Make an exact copy of the lines below.

### [Entries supplied]
start
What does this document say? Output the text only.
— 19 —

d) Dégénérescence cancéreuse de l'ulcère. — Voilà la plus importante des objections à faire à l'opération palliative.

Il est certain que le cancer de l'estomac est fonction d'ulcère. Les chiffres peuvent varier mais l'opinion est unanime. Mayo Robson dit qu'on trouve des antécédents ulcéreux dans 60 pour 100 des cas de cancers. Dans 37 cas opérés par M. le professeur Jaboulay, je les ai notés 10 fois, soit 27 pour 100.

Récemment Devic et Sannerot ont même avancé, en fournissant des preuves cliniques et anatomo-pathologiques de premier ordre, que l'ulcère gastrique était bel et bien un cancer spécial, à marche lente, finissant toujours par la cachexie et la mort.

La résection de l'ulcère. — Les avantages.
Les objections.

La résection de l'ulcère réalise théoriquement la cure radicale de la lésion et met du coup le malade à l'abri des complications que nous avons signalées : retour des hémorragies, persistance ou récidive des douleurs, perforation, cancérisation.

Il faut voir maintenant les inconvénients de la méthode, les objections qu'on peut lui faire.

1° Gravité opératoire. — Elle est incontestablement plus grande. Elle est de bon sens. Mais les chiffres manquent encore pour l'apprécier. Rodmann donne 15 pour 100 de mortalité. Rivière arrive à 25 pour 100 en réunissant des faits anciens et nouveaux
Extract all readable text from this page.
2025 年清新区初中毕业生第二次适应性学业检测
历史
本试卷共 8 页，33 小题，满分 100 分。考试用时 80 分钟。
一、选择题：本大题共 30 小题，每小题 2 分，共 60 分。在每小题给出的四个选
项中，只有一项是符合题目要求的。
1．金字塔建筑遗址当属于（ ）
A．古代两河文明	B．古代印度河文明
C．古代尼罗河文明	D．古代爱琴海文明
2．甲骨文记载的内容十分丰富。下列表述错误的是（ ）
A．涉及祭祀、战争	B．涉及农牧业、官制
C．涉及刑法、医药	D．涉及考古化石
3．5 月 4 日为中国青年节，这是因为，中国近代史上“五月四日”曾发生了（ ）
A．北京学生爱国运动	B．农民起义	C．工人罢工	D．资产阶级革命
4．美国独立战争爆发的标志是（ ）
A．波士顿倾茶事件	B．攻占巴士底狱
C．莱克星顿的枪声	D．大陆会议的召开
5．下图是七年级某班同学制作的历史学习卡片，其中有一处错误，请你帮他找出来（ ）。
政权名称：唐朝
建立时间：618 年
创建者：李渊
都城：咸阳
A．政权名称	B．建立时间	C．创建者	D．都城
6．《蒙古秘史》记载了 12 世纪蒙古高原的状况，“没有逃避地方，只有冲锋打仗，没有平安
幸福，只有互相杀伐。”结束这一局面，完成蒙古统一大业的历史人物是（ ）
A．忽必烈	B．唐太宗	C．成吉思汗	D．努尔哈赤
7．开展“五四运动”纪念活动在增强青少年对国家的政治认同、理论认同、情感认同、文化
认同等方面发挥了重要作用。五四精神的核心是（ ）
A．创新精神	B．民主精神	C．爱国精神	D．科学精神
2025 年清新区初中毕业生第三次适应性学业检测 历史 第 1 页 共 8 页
end
### [Answer to the task]
What does this document say? Output the text only.
— 19 —

d) Dégénérescence cancéreuse de l'ulcère. — Voilà la plus importante des objections à faire à l'opération palliative.

Il est certain que le cancer de l'estomac est fonction d'ulcère. Les chiffres peuvent varier mais l'opinion est unanime. Mayo Robson dit qu'on trouve des antécédents ulcéreux dans 60 pour 100 des cas de cancers. Dans 37 cas opérés par M. le professeur Jaboulay, je les ai notés 10 fois, soit 27 pour 100.

Récemment Devic et Sannerot ont même avancé, en fournissant des preuves cliniques et anatomo-pathologiques de premier ordre, que l'ulcère gastrique était bel et bien un cancer spécial, à marche lente, finissant toujours par la cachexie et la mort.

La résection de l'ulcère. — Les avantages.
Les objections.

La résection de l'ulcère réalise théoriquement la cure radicale de la lésion et met du coup le malade à l'abri des complications que nous avons signalées : retour des hémorragies, persistance ou récidive des douleurs, perforation, cancérisation.

Il faut voir maintenant les inconvénients de la méthode, les objections qu'on peut lui faire.

1° Gravité opératoire. — Elle est incontestablement plus grande. Elle est de bon sens. Mais les chiffres manquent encore pour l'apprécier. Rodmann donne 15 pour 100 de mortalité. Rivière arrive à 25 pour 100 en réunissant des faits anciens et nouveaux
Extract all readable text from this page.
2025 年清新区初中毕业生第二次适应性学业检测
历史
本试卷共 8 页，33 小题，满分 100 分。考试用时 80 分钟。
一、选择题：本大题共 30 小题，每小题 2 分，共 60 分。在每小题给出的四个选
项中，只有一项是符合题目要求的。
1．金字塔建筑遗址当属于（ ）
A．古代两河文明	B．古代印度河文明
C．古代尼罗河文明	D．古代爱琴海文明
2．甲骨文记载的内容十分丰富。下列表述错误的是（ ）
A．涉及祭祀、战争	B．涉及农牧业、官制
C．涉及刑法、医药	D．涉及考古化石
3．5 月 4 日为中国青年节，这是因为，中国近代史上“五月四日”曾发生了（ ）
A．北京学生爱国运动	B．农民起义	C．工人罢工	D．资产阶级革命
4．美国独立战争爆发的标志是（ ）
A．波士顿倾茶事件	B．攻占巴士底狱
C．莱克星顿的枪声	D．大陆会议的召开
5．下图是七年级某班同学制作的历史学习卡片，其中有一处错误，请你帮他找出来（ ）。
政权名称：唐朝
建立时间：618 年
创建者：李渊
都城：咸阳
A．政权名称	B．建立时间	C．创建者	D．都城
6．《蒙古秘史》记载了 12 世纪蒙古高原的状况，“没有逃避地方，只有冲锋打仗，没有平安
幸福，只有互相杀伐。”结束这一局面，完成蒙古统一大业的历史人物是（ ）
A．忽必烈	B．唐太宗	C．成吉思汗	D．努尔哈赤
7．开展“五四运动”纪念活动在增强青少年对国家的政治认同、理论认同、情感认同、文化
认同等方面发挥了重要作用。五四精神的核心是（ ）
A．创新精神	B．民主精神	C．爱国精神	D．科学精神
2025 年清新区初中毕业生第三次适应性学业检测 历史 第 1 页 共 8 页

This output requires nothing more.